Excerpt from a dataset
##########

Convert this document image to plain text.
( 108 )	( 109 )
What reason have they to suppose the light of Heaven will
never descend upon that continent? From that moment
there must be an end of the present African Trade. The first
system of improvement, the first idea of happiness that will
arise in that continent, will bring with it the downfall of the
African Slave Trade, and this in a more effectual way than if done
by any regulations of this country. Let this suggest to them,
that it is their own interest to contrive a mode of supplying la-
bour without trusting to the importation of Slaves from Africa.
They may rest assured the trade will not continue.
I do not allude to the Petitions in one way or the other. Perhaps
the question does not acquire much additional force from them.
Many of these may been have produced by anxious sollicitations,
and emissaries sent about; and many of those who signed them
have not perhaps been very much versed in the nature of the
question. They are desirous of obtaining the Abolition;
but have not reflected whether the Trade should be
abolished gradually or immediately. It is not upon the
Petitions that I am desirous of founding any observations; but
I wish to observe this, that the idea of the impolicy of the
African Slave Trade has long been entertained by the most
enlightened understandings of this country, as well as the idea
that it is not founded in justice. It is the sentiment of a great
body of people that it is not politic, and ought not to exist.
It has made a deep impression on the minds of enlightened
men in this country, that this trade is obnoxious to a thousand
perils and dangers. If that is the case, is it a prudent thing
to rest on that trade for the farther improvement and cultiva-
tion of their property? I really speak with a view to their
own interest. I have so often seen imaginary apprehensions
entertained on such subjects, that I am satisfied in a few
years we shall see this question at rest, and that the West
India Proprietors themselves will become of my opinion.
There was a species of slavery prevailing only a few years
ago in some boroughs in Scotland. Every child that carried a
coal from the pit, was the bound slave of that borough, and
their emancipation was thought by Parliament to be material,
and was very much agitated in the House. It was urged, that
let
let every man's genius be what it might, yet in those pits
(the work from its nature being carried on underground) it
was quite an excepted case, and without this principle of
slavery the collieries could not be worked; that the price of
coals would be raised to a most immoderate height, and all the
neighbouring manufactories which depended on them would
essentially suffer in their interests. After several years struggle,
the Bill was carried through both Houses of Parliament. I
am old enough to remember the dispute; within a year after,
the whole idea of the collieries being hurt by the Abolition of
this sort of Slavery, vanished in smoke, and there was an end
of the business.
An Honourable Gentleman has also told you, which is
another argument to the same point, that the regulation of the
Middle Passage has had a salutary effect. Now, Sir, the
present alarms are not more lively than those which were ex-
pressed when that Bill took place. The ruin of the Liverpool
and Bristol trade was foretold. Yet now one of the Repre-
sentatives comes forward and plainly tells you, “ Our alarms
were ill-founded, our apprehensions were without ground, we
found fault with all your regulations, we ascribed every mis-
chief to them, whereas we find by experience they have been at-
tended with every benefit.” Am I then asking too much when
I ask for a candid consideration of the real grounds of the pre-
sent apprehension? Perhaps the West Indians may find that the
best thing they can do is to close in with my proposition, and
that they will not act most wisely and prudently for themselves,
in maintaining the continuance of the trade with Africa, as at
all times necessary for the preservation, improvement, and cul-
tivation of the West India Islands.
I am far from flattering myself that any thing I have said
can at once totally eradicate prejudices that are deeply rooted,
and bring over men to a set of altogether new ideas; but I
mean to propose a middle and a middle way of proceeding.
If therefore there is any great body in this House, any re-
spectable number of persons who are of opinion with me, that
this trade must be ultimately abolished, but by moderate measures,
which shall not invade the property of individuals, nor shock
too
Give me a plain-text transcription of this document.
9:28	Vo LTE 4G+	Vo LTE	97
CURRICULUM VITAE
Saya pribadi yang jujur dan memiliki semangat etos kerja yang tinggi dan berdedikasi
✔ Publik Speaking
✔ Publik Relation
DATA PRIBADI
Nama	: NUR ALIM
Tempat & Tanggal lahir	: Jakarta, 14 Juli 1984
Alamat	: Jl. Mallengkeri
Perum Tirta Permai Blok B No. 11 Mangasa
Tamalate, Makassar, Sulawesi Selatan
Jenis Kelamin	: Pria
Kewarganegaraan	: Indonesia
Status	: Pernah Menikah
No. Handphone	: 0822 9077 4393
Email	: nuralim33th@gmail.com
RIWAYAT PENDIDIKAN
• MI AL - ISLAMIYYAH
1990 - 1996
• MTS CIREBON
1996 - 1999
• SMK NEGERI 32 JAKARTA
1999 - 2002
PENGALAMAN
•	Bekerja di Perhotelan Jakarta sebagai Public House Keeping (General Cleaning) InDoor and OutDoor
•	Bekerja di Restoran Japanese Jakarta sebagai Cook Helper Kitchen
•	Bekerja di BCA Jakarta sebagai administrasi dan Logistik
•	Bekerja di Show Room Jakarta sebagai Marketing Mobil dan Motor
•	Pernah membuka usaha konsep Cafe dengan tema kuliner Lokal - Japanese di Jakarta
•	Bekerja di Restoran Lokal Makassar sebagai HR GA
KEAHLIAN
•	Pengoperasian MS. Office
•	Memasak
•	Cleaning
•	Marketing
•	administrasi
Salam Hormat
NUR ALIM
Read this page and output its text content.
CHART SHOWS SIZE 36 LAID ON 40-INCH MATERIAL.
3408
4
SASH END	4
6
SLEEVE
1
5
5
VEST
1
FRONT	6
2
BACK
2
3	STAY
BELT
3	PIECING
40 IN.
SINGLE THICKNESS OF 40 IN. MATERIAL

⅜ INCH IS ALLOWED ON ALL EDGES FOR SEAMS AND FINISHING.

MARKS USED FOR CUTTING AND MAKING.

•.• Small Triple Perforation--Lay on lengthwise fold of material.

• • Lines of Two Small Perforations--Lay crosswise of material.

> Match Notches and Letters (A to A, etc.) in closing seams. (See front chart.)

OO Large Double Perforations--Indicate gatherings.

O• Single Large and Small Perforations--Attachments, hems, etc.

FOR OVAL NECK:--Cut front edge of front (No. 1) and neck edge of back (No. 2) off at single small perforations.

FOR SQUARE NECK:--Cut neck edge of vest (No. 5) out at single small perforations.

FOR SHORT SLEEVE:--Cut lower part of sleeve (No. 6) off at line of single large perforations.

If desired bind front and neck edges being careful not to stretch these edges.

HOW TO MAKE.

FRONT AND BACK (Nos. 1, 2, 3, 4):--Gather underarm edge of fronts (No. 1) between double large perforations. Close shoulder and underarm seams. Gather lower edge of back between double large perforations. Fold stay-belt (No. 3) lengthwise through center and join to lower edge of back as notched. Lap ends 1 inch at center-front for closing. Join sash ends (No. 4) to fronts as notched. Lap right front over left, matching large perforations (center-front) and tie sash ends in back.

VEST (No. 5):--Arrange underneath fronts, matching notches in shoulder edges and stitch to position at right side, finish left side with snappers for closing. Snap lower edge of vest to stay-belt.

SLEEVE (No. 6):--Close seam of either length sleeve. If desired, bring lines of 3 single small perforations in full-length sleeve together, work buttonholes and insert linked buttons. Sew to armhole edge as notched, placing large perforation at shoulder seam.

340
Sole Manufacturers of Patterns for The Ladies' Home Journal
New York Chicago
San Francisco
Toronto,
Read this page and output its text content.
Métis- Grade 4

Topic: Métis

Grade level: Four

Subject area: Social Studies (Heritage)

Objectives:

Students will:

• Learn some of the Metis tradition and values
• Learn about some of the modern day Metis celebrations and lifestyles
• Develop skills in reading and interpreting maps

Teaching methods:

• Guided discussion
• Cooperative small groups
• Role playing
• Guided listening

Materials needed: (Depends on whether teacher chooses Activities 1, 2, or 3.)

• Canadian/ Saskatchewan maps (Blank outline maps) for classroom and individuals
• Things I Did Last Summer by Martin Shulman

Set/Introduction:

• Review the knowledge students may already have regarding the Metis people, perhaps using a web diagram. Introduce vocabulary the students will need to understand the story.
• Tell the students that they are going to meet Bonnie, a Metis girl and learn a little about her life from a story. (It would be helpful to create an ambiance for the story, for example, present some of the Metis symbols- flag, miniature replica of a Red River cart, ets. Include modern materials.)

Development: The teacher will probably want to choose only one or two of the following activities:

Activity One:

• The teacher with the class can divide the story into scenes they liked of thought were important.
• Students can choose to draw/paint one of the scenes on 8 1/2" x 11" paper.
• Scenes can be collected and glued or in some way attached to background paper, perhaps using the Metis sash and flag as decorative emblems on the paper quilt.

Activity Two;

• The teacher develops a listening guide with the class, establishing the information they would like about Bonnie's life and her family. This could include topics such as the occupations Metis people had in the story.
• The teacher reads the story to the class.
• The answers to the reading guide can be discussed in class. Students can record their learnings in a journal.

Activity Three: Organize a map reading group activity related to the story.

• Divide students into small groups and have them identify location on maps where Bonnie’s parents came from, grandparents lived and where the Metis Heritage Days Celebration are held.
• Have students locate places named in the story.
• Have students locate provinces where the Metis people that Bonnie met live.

##########

§ **Exercise prompt**
Scan the entries above for the word "Heritage" and collect each line holding it.

§ **Answer to this problem**
Subject area: Social Studies (Heritage)
• Divide students into small groups and have them identify location on maps where Bonnie’s parents came from, grandparents lived and where the Metis Heritage Days Celebration are held.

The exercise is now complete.